*** Opening PROVIDED DATA ***

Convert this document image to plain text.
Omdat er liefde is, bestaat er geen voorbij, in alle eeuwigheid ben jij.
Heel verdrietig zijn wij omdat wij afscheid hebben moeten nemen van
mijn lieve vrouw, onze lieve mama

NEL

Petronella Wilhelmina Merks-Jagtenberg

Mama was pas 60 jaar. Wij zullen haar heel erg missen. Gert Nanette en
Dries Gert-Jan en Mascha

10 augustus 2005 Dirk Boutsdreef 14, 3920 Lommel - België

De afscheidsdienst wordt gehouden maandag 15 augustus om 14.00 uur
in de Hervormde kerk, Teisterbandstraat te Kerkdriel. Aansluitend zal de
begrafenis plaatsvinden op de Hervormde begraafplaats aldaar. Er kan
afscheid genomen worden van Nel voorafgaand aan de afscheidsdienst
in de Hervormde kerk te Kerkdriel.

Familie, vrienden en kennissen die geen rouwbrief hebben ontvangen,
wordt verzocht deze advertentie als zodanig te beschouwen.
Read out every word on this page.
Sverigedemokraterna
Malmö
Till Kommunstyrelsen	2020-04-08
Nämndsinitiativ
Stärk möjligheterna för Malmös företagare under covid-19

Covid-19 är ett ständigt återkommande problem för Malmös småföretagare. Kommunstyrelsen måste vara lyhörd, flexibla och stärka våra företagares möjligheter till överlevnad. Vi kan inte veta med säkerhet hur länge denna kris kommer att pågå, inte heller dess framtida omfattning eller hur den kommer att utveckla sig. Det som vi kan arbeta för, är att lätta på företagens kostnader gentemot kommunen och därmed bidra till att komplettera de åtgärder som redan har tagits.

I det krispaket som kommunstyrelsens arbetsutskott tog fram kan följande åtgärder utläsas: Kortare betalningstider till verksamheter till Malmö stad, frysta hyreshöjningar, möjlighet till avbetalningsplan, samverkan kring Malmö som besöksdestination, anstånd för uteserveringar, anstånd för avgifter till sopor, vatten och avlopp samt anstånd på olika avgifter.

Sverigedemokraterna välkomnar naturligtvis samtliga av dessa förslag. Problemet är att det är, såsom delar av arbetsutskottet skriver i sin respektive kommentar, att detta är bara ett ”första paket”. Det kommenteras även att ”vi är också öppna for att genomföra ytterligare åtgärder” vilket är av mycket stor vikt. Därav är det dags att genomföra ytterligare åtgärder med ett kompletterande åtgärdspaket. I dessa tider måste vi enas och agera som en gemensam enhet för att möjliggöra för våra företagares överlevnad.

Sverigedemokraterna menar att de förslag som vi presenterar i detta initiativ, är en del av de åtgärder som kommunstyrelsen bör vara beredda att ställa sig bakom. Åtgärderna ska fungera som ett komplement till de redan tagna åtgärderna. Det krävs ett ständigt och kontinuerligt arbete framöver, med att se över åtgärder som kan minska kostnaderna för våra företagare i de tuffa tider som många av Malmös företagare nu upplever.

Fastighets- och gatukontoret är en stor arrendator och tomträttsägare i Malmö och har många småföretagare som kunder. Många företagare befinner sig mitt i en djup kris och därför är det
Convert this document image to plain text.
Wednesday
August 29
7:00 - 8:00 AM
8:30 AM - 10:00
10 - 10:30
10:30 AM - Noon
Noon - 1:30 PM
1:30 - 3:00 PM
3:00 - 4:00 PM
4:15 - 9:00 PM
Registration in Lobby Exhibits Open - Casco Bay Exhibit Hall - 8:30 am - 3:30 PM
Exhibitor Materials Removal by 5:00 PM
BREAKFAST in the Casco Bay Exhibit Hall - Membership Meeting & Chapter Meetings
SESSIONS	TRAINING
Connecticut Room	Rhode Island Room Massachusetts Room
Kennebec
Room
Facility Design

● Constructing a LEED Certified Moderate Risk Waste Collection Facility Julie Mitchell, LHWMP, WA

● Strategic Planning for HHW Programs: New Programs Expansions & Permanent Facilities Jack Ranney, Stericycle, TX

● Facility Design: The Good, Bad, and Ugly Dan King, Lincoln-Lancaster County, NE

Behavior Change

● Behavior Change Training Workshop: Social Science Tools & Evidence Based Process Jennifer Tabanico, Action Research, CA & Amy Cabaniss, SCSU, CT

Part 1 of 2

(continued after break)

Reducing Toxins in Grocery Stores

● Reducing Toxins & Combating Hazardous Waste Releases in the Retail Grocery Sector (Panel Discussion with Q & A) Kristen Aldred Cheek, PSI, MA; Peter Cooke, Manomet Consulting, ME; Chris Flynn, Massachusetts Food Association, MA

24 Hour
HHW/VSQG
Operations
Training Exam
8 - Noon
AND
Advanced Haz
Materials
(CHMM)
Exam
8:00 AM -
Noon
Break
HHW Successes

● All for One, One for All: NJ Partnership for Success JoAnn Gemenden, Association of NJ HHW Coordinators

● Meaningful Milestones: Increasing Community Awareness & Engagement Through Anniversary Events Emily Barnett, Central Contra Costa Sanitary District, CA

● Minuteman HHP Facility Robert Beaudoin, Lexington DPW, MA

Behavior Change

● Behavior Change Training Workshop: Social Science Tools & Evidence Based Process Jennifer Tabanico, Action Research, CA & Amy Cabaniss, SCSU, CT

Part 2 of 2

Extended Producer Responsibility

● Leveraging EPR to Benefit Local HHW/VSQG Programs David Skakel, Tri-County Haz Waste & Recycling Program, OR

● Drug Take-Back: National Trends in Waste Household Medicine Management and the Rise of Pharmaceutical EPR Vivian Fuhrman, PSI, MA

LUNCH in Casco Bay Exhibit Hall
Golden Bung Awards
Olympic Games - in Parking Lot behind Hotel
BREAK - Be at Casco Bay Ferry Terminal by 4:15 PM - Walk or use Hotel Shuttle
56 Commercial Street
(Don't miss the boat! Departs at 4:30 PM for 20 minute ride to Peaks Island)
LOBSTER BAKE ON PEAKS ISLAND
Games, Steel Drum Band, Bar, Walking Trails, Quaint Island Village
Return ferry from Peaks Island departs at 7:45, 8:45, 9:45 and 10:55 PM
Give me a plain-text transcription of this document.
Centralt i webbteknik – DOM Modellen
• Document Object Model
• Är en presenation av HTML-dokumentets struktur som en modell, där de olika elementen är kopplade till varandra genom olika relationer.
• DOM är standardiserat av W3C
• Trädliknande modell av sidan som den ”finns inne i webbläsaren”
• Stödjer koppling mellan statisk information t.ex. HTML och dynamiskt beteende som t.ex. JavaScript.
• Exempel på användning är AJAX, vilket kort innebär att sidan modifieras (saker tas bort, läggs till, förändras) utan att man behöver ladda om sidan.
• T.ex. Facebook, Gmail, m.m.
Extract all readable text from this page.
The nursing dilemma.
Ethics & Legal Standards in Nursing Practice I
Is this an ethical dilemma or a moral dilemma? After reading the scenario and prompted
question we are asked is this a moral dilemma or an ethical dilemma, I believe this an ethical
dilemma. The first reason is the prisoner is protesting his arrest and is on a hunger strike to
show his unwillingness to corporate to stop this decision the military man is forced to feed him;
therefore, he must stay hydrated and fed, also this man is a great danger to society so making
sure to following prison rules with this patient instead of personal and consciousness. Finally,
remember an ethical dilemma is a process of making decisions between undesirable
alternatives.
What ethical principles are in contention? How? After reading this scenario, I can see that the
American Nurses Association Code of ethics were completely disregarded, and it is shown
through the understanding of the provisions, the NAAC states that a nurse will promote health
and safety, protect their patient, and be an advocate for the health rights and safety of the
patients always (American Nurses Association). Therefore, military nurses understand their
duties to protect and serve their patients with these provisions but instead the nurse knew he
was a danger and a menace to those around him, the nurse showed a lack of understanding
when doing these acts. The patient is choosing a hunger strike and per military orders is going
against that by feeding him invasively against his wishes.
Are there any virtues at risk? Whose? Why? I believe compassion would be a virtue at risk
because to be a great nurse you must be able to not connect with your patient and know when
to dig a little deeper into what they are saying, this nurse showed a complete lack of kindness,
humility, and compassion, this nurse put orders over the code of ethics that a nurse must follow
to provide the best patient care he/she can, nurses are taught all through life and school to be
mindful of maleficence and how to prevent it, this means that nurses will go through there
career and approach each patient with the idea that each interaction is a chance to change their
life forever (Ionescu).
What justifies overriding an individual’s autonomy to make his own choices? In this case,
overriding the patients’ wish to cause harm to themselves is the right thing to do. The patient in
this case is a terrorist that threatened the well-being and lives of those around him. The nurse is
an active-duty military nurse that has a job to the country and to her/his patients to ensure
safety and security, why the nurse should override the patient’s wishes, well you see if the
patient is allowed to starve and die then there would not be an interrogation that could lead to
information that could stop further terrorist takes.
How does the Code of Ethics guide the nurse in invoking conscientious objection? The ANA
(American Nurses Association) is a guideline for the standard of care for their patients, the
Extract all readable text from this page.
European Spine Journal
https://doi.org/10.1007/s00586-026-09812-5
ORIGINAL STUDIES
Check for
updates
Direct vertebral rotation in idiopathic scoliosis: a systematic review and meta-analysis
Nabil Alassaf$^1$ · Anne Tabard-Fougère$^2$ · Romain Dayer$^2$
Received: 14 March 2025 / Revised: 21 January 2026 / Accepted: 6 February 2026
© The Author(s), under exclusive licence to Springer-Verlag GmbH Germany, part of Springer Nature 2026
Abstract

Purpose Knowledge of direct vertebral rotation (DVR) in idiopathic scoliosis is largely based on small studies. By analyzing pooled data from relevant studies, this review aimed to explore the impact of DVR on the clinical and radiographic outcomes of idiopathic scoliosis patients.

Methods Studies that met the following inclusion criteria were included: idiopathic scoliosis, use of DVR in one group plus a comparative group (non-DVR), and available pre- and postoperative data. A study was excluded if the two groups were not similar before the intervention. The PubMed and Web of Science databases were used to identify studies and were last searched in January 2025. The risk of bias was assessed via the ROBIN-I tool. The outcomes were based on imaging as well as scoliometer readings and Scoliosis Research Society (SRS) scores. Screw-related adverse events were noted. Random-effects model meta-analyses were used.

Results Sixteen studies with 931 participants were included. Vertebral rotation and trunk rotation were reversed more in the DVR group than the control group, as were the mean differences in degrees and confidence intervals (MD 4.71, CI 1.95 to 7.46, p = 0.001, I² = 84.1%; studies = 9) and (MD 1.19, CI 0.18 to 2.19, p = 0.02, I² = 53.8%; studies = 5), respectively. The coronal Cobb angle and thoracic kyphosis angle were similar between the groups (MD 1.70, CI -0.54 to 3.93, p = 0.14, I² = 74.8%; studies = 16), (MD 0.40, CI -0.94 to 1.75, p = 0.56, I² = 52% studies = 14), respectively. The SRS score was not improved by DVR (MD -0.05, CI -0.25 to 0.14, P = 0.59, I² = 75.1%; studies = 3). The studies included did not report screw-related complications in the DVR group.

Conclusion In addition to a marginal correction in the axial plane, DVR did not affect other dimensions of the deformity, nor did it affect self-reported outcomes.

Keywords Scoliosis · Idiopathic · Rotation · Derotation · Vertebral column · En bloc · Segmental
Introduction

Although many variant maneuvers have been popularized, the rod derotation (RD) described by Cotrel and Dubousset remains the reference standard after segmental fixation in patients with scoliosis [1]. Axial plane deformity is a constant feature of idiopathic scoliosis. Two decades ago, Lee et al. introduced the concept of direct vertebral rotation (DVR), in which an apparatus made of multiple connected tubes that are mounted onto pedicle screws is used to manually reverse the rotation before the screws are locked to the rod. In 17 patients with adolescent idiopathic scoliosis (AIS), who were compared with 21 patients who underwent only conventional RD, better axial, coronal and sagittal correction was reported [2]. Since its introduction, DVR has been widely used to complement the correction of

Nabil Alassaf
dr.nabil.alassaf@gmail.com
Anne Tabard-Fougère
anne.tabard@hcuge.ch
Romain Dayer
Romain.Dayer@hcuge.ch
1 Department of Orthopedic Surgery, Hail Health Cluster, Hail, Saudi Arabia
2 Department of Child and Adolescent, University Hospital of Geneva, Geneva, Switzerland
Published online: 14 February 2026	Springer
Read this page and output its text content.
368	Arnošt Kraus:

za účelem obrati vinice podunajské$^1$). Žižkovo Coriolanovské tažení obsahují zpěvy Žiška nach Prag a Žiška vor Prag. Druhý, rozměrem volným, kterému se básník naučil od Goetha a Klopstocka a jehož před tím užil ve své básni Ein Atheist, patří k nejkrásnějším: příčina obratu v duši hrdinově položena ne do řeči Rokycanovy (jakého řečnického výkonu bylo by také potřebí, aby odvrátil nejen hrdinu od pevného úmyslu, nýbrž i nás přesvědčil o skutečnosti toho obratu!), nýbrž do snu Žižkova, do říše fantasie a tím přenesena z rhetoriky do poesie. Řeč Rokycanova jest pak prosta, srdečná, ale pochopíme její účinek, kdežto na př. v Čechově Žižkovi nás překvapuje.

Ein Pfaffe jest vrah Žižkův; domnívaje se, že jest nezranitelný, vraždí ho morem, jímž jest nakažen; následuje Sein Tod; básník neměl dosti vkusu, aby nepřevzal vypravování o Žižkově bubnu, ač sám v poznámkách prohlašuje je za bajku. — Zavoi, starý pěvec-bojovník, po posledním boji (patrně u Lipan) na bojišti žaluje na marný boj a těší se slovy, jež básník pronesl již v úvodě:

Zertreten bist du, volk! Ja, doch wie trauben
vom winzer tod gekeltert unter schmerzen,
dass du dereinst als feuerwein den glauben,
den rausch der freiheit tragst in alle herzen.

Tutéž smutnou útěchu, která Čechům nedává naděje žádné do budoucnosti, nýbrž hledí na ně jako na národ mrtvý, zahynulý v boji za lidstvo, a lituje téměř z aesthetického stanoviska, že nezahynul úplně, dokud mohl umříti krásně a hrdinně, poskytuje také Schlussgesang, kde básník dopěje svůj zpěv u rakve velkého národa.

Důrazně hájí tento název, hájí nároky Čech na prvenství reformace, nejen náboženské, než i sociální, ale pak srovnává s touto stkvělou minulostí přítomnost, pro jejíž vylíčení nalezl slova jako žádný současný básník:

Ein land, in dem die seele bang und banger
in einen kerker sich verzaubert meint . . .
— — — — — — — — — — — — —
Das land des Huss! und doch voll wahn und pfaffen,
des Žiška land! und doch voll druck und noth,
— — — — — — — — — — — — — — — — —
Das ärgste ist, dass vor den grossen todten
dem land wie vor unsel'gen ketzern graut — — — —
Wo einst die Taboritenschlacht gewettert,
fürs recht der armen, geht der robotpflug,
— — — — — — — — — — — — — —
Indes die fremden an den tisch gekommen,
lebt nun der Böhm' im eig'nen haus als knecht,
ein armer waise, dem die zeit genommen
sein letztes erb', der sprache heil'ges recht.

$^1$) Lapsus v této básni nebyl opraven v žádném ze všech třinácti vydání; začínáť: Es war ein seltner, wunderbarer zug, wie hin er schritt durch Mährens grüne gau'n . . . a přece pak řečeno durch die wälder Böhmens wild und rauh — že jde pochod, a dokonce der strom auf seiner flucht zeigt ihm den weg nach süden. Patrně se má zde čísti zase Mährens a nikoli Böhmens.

*** Closing PROVIDED DATA ***

**THE PROBLEM**
Across the listing above, find all lines where the word "would" is present and copy them.

**EXERCISE RESPONSE**
Are there any virtues at risk? Whose? Why? I believe compassion would be a virtue at risk
patient is allowed to starve and die then there would not be an interrogation that could lead to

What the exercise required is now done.